* [Provided data]:
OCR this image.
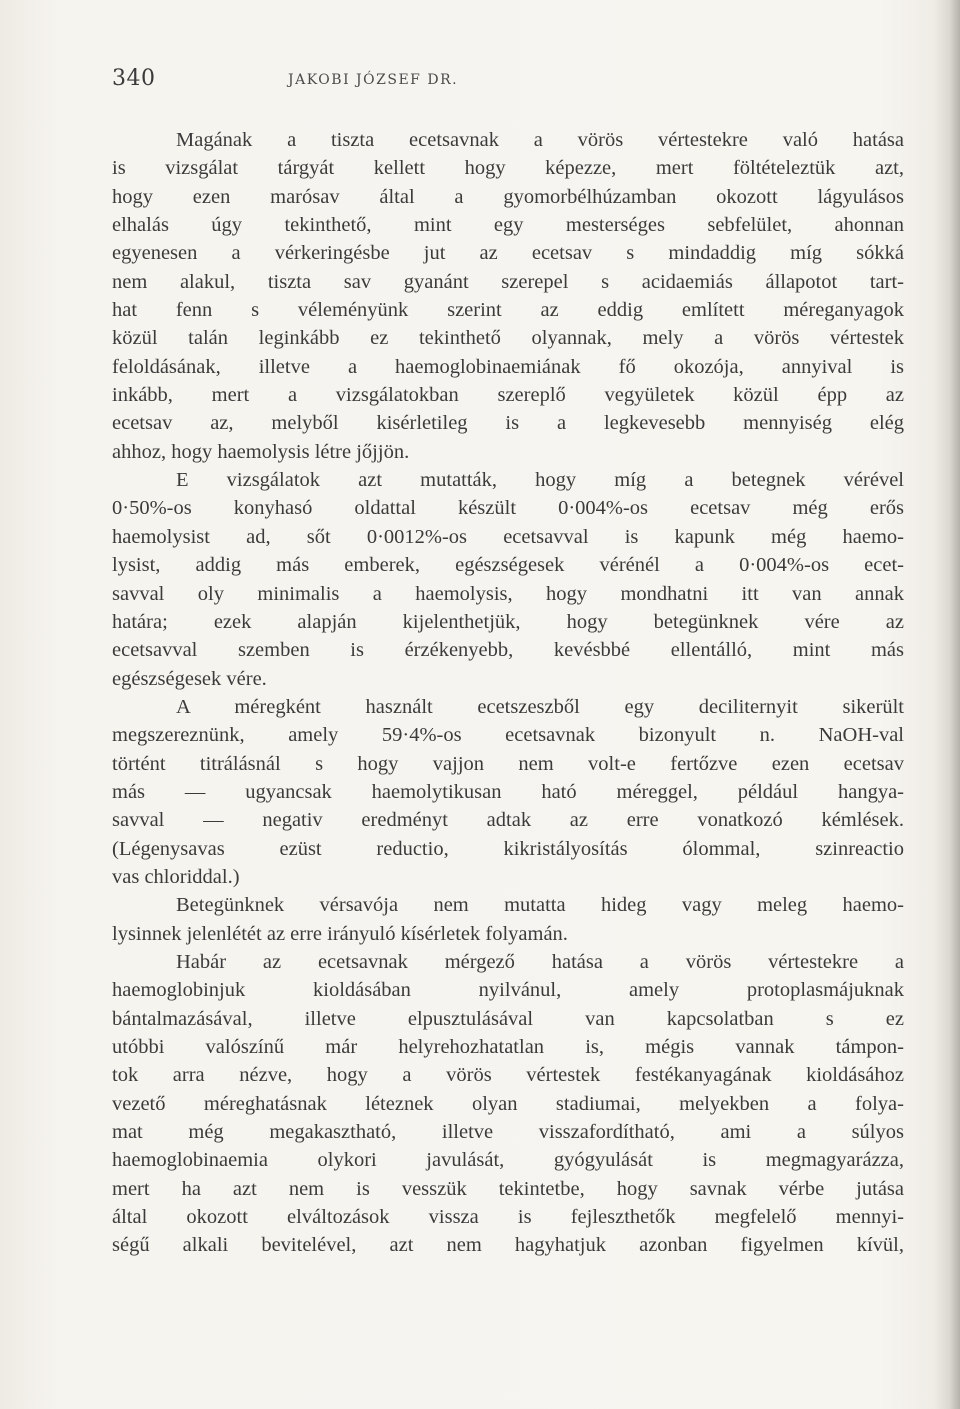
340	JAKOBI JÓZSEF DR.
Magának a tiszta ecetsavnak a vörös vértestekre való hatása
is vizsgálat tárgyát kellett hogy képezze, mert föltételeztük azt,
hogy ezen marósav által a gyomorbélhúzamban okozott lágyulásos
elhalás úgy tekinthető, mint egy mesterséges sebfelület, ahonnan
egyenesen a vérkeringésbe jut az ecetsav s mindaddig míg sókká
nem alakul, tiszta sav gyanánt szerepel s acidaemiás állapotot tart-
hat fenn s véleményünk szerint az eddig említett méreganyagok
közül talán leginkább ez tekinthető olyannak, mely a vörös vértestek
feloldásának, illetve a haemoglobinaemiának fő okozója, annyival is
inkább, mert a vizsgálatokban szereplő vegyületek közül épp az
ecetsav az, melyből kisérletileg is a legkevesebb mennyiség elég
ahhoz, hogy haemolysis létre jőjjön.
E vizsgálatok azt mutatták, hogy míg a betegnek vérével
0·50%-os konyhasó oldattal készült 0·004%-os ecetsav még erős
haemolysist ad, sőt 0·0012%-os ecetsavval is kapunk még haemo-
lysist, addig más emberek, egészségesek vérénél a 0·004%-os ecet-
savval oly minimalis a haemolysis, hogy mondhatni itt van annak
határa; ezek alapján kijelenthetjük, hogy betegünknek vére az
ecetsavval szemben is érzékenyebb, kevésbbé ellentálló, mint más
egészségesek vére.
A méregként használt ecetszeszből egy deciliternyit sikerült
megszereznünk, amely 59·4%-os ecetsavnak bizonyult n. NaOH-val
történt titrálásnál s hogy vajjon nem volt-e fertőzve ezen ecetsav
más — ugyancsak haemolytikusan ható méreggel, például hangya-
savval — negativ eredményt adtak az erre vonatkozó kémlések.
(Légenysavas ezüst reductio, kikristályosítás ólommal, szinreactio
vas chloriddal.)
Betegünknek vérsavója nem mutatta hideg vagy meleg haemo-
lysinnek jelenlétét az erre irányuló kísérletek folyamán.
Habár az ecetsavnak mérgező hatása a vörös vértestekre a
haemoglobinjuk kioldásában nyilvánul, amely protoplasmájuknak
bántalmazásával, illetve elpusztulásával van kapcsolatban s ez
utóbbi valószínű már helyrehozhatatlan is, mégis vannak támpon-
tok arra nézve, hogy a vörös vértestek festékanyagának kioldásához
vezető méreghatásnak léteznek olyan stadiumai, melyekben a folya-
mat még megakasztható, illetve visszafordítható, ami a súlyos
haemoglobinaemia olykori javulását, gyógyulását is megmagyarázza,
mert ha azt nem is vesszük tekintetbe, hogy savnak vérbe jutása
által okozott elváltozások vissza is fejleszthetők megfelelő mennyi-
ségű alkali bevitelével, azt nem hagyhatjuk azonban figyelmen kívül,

* [Given problem]: Restate the records word for word, omitting images.

* [Output of the task]:
OCR this image.
340	JAKOBI JÓZSEF DR.
Magának a tiszta ecetsavnak a vörös vértestekre való hatása
is vizsgálat tárgyát kellett hogy képezze, mert föltételeztük azt,
hogy ezen marósav által a gyomorbélhúzamban okozott lágyulásos
elhalás úgy tekinthető, mint egy mesterséges sebfelület, ahonnan
egyenesen a vérkeringésbe jut az ecetsav s mindaddig míg sókká
nem alakul, tiszta sav gyanánt szerepel s acidaemiás állapotot tart-
hat fenn s véleményünk szerint az eddig említett méreganyagok
közül talán leginkább ez tekinthető olyannak, mely a vörös vértestek
feloldásának, illetve a haemoglobinaemiának fő okozója, annyival is
inkább, mert a vizsgálatokban szereplő vegyületek közül épp az
ecetsav az, melyből kisérletileg is a legkevesebb mennyiség elég
ahhoz, hogy haemolysis létre jőjjön.
E vizsgálatok azt mutatták, hogy míg a betegnek vérével
0·50%-os konyhasó oldattal készült 0·004%-os ecetsav még erős
haemolysist ad, sőt 0·0012%-os ecetsavval is kapunk még haemo-
lysist, addig más emberek, egészségesek vérénél a 0·004%-os ecet-
savval oly minimalis a haemolysis, hogy mondhatni itt van annak
határa; ezek alapján kijelenthetjük, hogy betegünknek vére az
ecetsavval szemben is érzékenyebb, kevésbbé ellentálló, mint más
egészségesek vére.
A méregként használt ecetszeszből egy deciliternyit sikerült
megszereznünk, amely 59·4%-os ecetsavnak bizonyult n. NaOH-val
történt titrálásnál s hogy vajjon nem volt-e fertőzve ezen ecetsav
más — ugyancsak haemolytikusan ható méreggel, például hangya-
savval — negativ eredményt adtak az erre vonatkozó kémlések.
(Légenysavas ezüst reductio, kikristályosítás ólommal, szinreactio
vas chloriddal.)
Betegünknek vérsavója nem mutatta hideg vagy meleg haemo-
lysinnek jelenlétét az erre irányuló kísérletek folyamán.
Habár az ecetsavnak mérgező hatása a vörös vértestekre a
haemoglobinjuk kioldásában nyilvánul, amely protoplasmájuknak
bántalmazásával, illetve elpusztulásával van kapcsolatban s ez
utóbbi valószínű már helyrehozhatatlan is, mégis vannak támpon-
tok arra nézve, hogy a vörös vértestek festékanyagának kioldásához
vezető méreghatásnak léteznek olyan stadiumai, melyekben a folya-
mat még megakasztható, illetve visszafordítható, ami a súlyos
haemoglobinaemia olykori javulását, gyógyulását is megmagyarázza,
mert ha azt nem is vesszük tekintetbe, hogy savnak vérbe jutása
által okozott elváltozások vissza is fejleszthetők megfelelő mennyi-
ségű alkali bevitelével, azt nem hagyhatjuk azonban figyelmen kívül,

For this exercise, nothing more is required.